■ **Aim**:
Format these lines as a JSON list of strings, with one string per line and blank lines omitted. Leave the pictures out.

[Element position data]
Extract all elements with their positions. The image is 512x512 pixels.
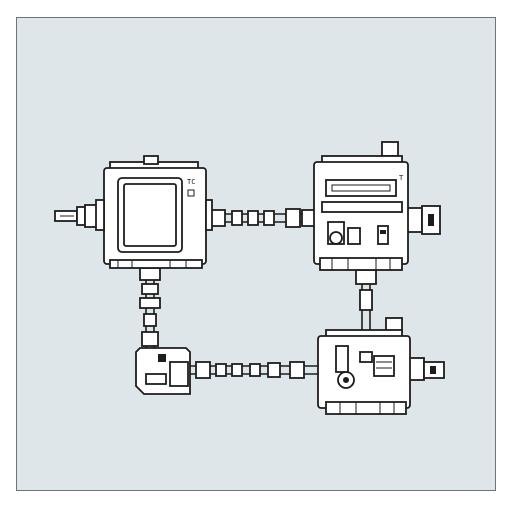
diagram-background-panel [16, 17, 496, 491]
cable-right-stub [403, 205, 441, 235]
device-top-left-label: TC [187, 178, 195, 186]
device-top-right: T [313, 141, 409, 271]
cable-right-vertical [355, 269, 377, 336]
device-top-right-label: T [399, 174, 404, 182]
device-top-left: TC [95, 155, 213, 269]
cable-left-vertical [139, 267, 161, 350]
cable-bottom-horizontal [190, 361, 318, 379]
device-bottom-right [317, 317, 411, 415]
cable-top-horizontal [207, 208, 317, 228]
device-bottom-left [135, 347, 191, 395]
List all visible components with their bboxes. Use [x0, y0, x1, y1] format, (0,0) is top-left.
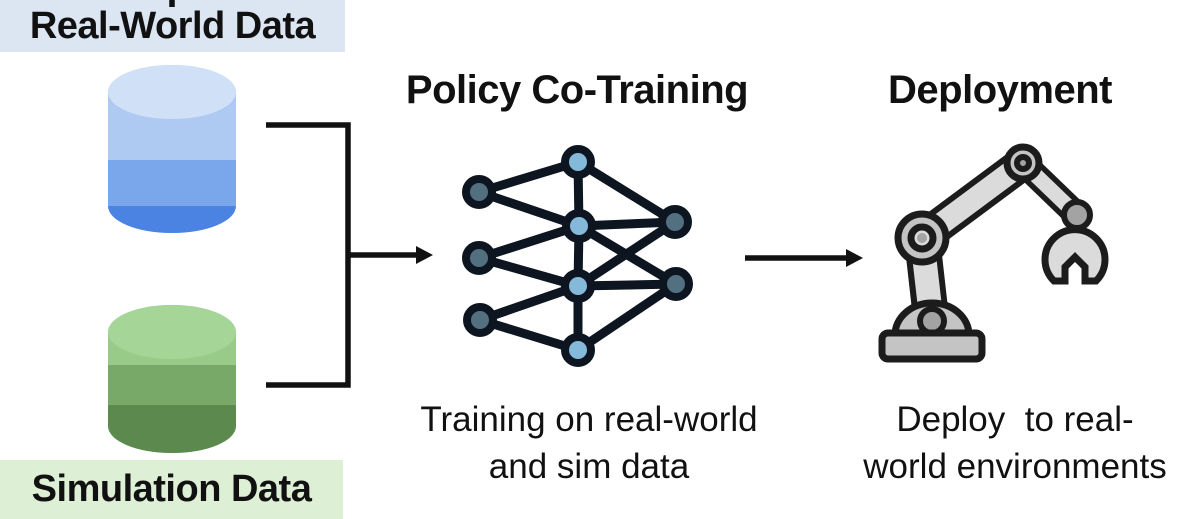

■ **Written response**:
[
  "Extract all elements with their positions. The image is 512x512 pixels.",
  "diagram-background-panel [16, 17, 496, 491]",
  "cable-right-stub [403, 205, 441, 235]",
  "device-top-left-label: TC [187, 178, 195, 186]",
  "device-top-right: T [313, 141, 409, 271]",
  "cable-right-vertical [355, 269, 377, 336]",
  "device-top-right-label: T [399, 174, 404, 182]",
  "device-top-left: TC [95, 155, 213, 269]",
  "cable-left-vertical [139, 267, 161, 350]",
  "cable-bottom-horizontal [190, 361, 318, 379]",
  "device-bottom-right [317, 317, 411, 415]",
  "cable-top-horizontal [207, 208, 317, 228]",
  "device-bottom-left [135, 347, 191, 395]",
  "List all visible components with their bboxes. Use [x0, y0, x1, y1] format, (0,0) is top-left."
]